[Records from a collection of figures]
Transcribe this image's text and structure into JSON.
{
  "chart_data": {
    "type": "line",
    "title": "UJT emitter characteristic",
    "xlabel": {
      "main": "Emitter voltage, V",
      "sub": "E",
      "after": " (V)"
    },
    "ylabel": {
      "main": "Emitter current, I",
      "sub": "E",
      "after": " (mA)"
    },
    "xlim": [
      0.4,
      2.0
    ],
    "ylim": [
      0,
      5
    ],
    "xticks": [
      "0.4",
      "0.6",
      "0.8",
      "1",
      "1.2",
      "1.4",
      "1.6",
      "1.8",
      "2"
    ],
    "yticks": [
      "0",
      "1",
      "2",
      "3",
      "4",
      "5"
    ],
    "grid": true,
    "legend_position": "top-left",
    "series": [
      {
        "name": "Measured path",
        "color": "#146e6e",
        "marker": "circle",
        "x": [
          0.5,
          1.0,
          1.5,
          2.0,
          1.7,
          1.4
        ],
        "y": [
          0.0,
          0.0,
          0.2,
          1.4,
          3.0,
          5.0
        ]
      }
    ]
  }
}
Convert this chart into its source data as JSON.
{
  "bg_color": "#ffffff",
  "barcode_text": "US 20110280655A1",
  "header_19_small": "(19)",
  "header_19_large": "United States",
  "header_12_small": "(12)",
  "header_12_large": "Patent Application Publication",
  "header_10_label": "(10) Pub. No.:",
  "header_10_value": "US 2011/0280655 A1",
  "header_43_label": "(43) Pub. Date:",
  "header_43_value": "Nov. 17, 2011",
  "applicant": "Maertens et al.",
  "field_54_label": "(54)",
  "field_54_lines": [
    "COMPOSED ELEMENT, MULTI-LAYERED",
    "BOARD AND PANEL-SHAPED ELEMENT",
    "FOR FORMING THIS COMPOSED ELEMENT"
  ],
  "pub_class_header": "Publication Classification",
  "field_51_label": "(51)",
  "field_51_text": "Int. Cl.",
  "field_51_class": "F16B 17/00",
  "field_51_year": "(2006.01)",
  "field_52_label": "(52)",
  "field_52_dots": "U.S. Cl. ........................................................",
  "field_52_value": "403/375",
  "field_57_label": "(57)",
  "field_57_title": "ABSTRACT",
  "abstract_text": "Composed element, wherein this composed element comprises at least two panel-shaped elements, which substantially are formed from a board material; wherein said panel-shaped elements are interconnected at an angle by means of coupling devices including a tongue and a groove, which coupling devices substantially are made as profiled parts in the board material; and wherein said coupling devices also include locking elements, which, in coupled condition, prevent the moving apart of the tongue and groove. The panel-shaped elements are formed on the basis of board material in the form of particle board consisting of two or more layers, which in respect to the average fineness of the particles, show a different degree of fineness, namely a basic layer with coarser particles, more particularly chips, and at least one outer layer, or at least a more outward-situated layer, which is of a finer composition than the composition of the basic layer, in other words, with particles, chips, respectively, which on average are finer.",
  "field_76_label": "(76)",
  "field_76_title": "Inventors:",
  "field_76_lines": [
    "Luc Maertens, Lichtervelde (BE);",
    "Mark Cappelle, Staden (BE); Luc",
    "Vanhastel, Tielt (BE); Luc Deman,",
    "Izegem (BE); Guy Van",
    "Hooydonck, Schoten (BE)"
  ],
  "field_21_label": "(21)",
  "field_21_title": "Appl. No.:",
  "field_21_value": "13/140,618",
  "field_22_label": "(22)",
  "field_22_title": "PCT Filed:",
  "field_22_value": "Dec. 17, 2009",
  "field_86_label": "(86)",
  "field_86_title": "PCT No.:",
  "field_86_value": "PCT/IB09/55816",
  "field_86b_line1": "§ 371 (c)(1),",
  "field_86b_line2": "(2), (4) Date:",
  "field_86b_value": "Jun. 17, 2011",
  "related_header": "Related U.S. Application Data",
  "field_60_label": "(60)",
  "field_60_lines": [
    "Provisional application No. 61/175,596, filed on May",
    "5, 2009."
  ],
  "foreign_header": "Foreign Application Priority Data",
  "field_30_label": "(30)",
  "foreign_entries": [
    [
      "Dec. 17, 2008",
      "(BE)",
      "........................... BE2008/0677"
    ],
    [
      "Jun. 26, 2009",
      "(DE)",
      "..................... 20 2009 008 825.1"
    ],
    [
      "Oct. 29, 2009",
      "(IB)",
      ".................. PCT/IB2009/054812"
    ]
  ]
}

## Work to do:
Print out all the entries precisely as written.

## Final answer:
Transcribe this image's text and structure into JSON.
{
  "chart_data": {
    "type": "line",
    "title": "UJT emitter characteristic",
    "xlabel": {
      "main": "Emitter voltage, V",
      "sub": "E",
      "after": " (V)"
    },
    "ylabel": {
      "main": "Emitter current, I",
      "sub": "E",
      "after": " (mA)"
    },
    "xlim": [
      0.4,
      2.0
    ],
    "ylim": [
      0,
      5
    ],
    "xticks": [
      "0.4",
      "0.6",
      "0.8",
      "1",
      "1.2",
      "1.4",
      "1.6",
      "1.8",
      "2"
    ],
    "yticks": [
      "0",
      "1",
      "2",
      "3",
      "4",
      "5"
    ],
    "grid": true,
    "legend_position": "top-left",
    "series": [
      {
        "name": "Measured path",
        "color": "#146e6e",
        "marker": "circle",
        "x": [
          0.5,
          1.0,
          1.5,
          2.0,
          1.7,
          1.4
        ],
        "y": [
          0.0,
          0.0,
          0.2,
          1.4,
          3.0,
          5.0
        ]
      }
    ]
  }
}
Convert this chart into its source data as JSON.
{
  "bg_color": "#ffffff",
  "barcode_text": "US 20110280655A1",
  "header_19_small": "(19)",
  "header_19_large": "United States",
  "header_12_small": "(12)",
  "header_12_large": "Patent Application Publication",
  "header_10_label": "(10) Pub. No.:",
  "header_10_value": "US 2011/0280655 A1",
  "header_43_label": "(43) Pub. Date:",
  "header_43_value": "Nov. 17, 2011",
  "applicant": "Maertens et al.",
  "field_54_label": "(54)",
  "field_54_lines": [
    "COMPOSED ELEMENT, MULTI-LAYERED",
    "BOARD AND PANEL-SHAPED ELEMENT",
    "FOR FORMING THIS COMPOSED ELEMENT"
  ],
  "pub_class_header": "Publication Classification",
  "field_51_label": "(51)",
  "field_51_text": "Int. Cl.",
  "field_51_class": "F16B 17/00",
  "field_51_year": "(2006.01)",
  "field_52_label": "(52)",
  "field_52_dots": "U.S. Cl. ........................................................",
  "field_52_value": "403/375",
  "field_57_label": "(57)",
  "field_57_title": "ABSTRACT",
  "abstract_text": "Composed element, wherein this composed element comprises at least two panel-shaped elements, which substantially are formed from a board material; wherein said panel-shaped elements are interconnected at an angle by means of coupling devices including a tongue and a groove, which coupling devices substantially are made as profiled parts in the board material; and wherein said coupling devices also include locking elements, which, in coupled condition, prevent the moving apart of the tongue and groove. The panel-shaped elements are formed on the basis of board material in the form of particle board consisting of two or more layers, which in respect to the average fineness of the particles, show a different degree of fineness, namely a basic layer with coarser particles, more particularly chips, and at least one outer layer, or at least a more outward-situated layer, which is of a finer composition than the composition of the basic layer, in other words, with particles, chips, respectively, which on average are finer.",
  "field_76_label": "(76)",
  "field_76_title": "Inventors:",
  "field_76_lines": [
    "Luc Maertens, Lichtervelde (BE);",
    "Mark Cappelle, Staden (BE); Luc",
    "Vanhastel, Tielt (BE); Luc Deman,",
    "Izegem (BE); Guy Van",
    "Hooydonck, Schoten (BE)"
  ],
  "field_21_label": "(21)",
  "field_21_title": "Appl. No.:",
  "field_21_value": "13/140,618",
  "field_22_label": "(22)",
  "field_22_title": "PCT Filed:",
  "field_22_value": "Dec. 17, 2009",
  "field_86_label": "(86)",
  "field_86_title": "PCT No.:",
  "field_86_value": "PCT/IB09/55816",
  "field_86b_line1": "§ 371 (c)(1),",
  "field_86b_line2": "(2), (4) Date:",
  "field_86b_value": "Jun. 17, 2011",
  "related_header": "Related U.S. Application Data",
  "field_60_label": "(60)",
  "field_60_lines": [
    "Provisional application No. 61/175,596, filed on May",
    "5, 2009."
  ],
  "foreign_header": "Foreign Application Priority Data",
  "field_30_label": "(30)",
  "foreign_entries": [
    [
      "Dec. 17, 2008",
      "(BE)",
      "........................... BE2008/0677"
    ],
    [
      "Jun. 26, 2009",
      "(DE)",
      "..................... 20 2009 008 825.1"
    ],
    [
      "Oct. 29, 2009",
      "(IB)",
      ".................. PCT/IB2009/054812"
    ]
  ]
}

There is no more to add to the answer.